[Stored data entries]
++++++

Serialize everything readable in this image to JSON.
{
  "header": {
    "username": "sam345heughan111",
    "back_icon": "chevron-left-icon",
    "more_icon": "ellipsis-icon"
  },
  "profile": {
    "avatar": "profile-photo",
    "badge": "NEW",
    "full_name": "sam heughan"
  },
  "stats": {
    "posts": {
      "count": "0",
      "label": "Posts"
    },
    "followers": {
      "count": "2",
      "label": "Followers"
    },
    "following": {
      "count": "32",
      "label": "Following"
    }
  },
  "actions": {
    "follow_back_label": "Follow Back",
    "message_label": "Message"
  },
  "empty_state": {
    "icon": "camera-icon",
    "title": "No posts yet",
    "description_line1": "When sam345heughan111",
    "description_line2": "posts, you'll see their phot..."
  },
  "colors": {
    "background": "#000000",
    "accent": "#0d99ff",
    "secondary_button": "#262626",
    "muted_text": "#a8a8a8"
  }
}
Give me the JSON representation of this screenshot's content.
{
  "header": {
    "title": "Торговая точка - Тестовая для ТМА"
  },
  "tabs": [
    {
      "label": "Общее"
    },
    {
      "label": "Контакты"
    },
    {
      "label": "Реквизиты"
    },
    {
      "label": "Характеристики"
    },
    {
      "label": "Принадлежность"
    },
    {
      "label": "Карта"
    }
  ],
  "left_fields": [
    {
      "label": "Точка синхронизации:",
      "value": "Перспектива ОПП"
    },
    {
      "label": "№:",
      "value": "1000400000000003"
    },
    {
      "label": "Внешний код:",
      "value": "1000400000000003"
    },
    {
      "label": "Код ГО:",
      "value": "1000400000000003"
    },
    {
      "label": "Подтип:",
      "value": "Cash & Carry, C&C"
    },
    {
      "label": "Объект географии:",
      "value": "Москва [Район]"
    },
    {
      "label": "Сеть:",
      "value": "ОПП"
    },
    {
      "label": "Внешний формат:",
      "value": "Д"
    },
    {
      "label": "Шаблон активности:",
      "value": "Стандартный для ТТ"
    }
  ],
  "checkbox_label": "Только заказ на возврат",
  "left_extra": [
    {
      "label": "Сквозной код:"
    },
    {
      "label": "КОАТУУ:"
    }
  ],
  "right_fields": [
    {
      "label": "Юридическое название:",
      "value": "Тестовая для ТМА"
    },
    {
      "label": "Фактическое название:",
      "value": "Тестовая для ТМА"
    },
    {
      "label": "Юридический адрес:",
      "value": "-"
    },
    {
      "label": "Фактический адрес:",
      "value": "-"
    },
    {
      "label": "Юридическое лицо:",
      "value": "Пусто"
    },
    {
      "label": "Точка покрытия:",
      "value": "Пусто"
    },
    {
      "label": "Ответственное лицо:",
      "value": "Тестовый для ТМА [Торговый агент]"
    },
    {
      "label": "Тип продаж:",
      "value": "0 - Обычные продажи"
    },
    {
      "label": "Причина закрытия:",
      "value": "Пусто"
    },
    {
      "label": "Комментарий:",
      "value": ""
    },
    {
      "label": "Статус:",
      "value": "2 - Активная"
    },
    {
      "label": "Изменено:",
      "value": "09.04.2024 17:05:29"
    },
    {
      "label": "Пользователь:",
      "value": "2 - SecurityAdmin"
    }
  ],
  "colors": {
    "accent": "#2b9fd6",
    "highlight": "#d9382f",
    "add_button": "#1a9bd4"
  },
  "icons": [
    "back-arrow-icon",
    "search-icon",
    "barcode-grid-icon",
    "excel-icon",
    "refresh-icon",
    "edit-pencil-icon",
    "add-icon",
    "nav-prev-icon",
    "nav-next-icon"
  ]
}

++++++

▶ _THE EXERCISE_
From the data above, copy each line that holds "название".

▶ _ANSWER TO THIS PROBLEM_
      "label": "Юридическое название:",
      "label": "Фактическое название:",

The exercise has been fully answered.